• Work to complete
- 1) In the financing text, how much down payment assistance does the NC Home Advantage Mortgage offer?
- 2) Extract the financing text word for word from "Construction to permanent" to "builder in parallel.".

For eligible veterans. Zero down payment. No mortgage insurance premium. Modular homes qualify on the same terms as site built. Manufactured homes have to meet specific VA condition and foundation requirements that many older units do not.

Construction to permanent loan

The most common route for buyers building on raw land. One loan covers land acquisition, site prep, the home, and finishing, then converts to a permanent mortgage on completion. Interest only payments during the build phase. Available through FHA, VA, and conventional channels in NC. Not every NC lender writes them for modular projects, so shop the loan and the builder in parallel.

NC Home Advantage Mortgage

The NC Housing Finance Agency runs the NC Home Advantage Mortgage program for first time and move up buyers. Competitive rate plus up to 3% in down payment assistance, fully forgivable after the residency period. The program applies to modular homes that qualify as real property and can be stacked with FHA, VA, or conventional loans. Income limits apply but are workable for most middle income NC buyers.

Chattel loans

The fallback for manufactured homes still classified as personal property. 7.5% to 10% or higher in 2026, with terms of 10 to 20 years. 21st Mortgage is a major manufactured home lender nationally and is active in the NC market. None of this applies to IRC modular homes, despite the SERP confusion that lumps the two together.

Is a modular home worth building in North Carolina?

• Data provided

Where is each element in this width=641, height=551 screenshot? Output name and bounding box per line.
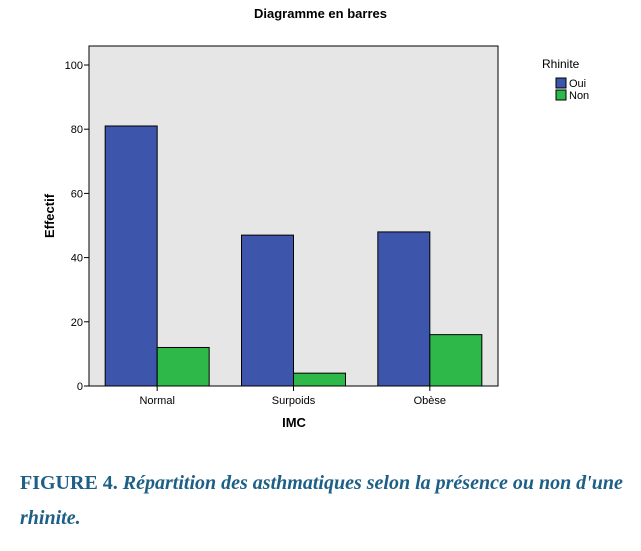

• Worked solutions
- 1) Up to 3%, fully forgivable after the residency period.

- 2)
Construction to permanent loan

The most common route for buyers building on raw land. One loan covers land acquisition, site prep, the home, and finishing, then converts to a permanent mortgage on completion. Interest only payments during the build phase. Available through FHA, VA, and conventional channels in NC. Not every NC lender writes them for modular projects, so shop the loan and the builder in parallel.